§ **Exercise instructions**
Quote the items verbatim, from the first line through the line containing "legend-label: HEX [262,190,283,201]".

(Region and label listings)
□ □ □ □ □ □ □

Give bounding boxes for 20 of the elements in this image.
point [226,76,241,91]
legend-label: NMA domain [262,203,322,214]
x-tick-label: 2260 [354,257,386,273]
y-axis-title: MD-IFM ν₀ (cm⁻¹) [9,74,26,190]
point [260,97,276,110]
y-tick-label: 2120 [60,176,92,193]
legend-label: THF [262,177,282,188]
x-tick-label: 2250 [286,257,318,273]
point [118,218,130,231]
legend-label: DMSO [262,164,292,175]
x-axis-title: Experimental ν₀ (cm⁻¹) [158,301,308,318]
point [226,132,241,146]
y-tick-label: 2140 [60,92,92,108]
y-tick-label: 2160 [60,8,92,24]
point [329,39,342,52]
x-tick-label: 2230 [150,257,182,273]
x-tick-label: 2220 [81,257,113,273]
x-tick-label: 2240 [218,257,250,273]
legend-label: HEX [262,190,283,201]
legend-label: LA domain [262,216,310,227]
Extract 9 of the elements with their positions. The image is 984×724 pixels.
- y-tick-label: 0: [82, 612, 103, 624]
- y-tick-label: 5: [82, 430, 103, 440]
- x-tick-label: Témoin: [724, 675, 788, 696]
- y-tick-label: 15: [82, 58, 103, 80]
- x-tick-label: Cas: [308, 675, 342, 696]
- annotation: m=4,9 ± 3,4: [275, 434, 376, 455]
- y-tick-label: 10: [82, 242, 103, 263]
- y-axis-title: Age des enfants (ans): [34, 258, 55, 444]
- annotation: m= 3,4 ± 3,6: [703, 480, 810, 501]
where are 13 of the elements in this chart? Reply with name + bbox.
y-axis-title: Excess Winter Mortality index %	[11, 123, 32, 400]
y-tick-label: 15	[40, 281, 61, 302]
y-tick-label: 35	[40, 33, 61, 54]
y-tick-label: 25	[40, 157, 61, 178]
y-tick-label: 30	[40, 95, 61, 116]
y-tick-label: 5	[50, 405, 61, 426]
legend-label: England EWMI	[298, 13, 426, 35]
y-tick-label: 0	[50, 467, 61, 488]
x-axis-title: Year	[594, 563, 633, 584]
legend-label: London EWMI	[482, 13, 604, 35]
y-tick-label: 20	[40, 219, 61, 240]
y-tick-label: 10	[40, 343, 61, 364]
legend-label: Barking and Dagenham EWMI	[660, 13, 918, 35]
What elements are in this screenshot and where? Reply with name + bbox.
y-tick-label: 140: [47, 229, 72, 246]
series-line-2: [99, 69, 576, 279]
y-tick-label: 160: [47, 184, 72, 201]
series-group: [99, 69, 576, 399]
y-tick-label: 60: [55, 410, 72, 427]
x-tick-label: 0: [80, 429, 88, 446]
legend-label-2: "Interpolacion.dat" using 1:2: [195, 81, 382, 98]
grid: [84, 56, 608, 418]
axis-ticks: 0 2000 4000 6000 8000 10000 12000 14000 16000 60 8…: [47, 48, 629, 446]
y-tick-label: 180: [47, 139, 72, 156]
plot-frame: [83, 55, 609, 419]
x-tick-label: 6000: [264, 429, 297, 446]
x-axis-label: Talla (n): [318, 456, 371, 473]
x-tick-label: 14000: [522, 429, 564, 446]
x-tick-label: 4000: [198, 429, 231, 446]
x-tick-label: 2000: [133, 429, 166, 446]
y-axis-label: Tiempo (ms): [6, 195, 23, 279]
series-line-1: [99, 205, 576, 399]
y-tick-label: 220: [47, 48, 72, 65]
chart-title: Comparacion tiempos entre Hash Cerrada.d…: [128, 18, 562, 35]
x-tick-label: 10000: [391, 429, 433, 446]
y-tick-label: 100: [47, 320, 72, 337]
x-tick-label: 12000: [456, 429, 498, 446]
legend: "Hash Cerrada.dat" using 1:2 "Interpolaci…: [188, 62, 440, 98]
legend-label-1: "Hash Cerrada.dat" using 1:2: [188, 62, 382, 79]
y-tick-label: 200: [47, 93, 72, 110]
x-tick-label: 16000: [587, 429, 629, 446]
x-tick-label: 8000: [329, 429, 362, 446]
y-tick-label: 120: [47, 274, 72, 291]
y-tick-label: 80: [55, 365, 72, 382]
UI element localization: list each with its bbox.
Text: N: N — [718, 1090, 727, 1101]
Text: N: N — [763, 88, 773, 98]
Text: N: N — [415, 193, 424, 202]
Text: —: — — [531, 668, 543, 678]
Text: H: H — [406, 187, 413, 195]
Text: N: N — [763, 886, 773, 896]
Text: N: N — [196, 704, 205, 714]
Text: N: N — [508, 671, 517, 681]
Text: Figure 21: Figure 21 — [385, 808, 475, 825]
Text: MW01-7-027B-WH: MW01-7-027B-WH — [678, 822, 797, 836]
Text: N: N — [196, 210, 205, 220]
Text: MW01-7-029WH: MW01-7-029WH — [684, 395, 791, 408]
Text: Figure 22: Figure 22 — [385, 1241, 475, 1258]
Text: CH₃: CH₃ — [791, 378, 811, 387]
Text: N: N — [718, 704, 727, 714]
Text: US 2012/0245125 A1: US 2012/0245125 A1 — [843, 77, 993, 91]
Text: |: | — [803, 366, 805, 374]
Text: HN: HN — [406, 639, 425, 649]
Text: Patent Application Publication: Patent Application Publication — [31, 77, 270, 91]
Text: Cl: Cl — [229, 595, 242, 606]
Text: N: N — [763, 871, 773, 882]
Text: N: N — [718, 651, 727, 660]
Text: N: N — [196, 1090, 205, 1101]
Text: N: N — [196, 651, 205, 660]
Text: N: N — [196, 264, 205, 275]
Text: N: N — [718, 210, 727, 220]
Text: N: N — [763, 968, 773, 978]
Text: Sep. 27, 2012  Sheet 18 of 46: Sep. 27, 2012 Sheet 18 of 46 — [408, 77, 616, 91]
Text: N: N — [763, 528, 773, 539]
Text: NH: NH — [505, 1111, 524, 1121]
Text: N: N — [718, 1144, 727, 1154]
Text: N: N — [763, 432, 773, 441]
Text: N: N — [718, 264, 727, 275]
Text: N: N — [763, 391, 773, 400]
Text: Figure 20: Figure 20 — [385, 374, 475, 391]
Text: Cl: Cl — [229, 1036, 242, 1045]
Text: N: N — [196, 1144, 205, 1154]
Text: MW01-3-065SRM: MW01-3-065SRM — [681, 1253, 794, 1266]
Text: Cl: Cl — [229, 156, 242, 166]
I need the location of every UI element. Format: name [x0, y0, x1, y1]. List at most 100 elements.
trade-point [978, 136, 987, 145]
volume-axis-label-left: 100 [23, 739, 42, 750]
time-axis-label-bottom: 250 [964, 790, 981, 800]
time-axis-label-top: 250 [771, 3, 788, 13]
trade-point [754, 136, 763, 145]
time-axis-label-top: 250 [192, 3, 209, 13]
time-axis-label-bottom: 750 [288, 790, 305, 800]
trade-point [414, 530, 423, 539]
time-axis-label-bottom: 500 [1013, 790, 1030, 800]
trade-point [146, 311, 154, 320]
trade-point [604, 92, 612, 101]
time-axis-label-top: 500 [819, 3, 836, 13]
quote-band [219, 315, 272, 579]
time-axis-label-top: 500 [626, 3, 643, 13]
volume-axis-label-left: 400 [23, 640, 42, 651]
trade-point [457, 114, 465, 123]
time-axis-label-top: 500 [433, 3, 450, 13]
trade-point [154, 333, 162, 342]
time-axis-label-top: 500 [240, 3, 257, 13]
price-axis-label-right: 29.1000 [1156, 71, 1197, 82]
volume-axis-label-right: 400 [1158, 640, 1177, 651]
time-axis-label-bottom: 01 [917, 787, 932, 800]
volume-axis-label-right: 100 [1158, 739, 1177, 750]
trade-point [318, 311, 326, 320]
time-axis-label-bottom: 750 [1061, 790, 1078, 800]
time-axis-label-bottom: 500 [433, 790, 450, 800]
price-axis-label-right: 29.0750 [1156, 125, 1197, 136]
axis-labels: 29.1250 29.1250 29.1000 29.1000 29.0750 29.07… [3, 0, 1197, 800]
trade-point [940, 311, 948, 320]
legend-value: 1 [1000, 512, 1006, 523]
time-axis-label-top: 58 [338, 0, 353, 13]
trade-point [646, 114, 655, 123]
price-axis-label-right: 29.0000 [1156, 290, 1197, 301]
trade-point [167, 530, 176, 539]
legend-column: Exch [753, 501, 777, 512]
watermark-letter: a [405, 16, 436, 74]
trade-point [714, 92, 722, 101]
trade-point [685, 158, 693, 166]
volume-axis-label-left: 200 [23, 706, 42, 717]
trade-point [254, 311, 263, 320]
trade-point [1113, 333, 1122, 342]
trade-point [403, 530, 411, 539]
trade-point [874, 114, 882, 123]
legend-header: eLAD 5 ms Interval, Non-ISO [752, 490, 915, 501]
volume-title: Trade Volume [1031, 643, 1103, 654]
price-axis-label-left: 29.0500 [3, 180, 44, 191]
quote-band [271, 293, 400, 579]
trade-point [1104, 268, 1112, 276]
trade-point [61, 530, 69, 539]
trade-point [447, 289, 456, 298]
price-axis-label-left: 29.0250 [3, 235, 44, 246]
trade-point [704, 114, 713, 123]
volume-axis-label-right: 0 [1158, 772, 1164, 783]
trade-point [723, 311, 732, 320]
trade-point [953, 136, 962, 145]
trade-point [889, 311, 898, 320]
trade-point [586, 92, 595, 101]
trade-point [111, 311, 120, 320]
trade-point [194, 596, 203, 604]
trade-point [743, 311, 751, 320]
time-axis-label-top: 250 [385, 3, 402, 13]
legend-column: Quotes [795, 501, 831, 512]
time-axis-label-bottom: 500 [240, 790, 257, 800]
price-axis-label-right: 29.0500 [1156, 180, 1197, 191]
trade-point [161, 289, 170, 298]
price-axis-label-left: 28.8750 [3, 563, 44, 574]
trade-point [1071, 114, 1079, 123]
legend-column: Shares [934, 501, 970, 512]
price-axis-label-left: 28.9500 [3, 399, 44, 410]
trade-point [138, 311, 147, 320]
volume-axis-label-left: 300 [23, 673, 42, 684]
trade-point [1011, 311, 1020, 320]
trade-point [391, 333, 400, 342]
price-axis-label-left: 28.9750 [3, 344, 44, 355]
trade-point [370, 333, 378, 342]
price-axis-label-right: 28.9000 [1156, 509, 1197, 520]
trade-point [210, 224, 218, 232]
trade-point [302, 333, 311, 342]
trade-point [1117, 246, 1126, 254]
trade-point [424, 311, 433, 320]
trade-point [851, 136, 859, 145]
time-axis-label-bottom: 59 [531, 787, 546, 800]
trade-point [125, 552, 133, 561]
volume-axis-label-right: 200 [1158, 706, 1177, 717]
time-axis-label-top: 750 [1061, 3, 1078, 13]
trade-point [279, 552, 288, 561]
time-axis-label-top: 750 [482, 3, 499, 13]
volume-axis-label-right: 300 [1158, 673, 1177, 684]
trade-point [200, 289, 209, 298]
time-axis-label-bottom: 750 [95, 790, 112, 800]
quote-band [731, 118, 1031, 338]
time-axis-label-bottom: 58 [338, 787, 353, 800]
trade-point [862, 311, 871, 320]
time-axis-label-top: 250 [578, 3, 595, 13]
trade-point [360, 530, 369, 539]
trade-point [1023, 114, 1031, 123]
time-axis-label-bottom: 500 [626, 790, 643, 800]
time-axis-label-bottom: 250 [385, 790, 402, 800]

□ □ □ □ □ □ □

§ **Correct result**
Give bounding boxes for 20 of the elements in this image.
point [226,76,241,91]
legend-label: NMA domain [262,203,322,214]
x-tick-label: 2260 [354,257,386,273]
y-axis-title: MD-IFM ν₀ (cm⁻¹) [9,74,26,190]
point [260,97,276,110]
y-tick-label: 2120 [60,176,92,193]
legend-label: THF [262,177,282,188]
x-tick-label: 2250 [286,257,318,273]
point [118,218,130,231]
legend-label: DMSO [262,164,292,175]
x-axis-title: Experimental ν₀ (cm⁻¹) [158,301,308,318]
point [226,132,241,146]
y-tick-label: 2140 [60,92,92,108]
y-tick-label: 2160 [60,8,92,24]
point [329,39,342,52]
x-tick-label: 2230 [150,257,182,273]
x-tick-label: 2220 [81,257,113,273]
x-tick-label: 2240 [218,257,250,273]
legend-label: HEX [262,190,283,201]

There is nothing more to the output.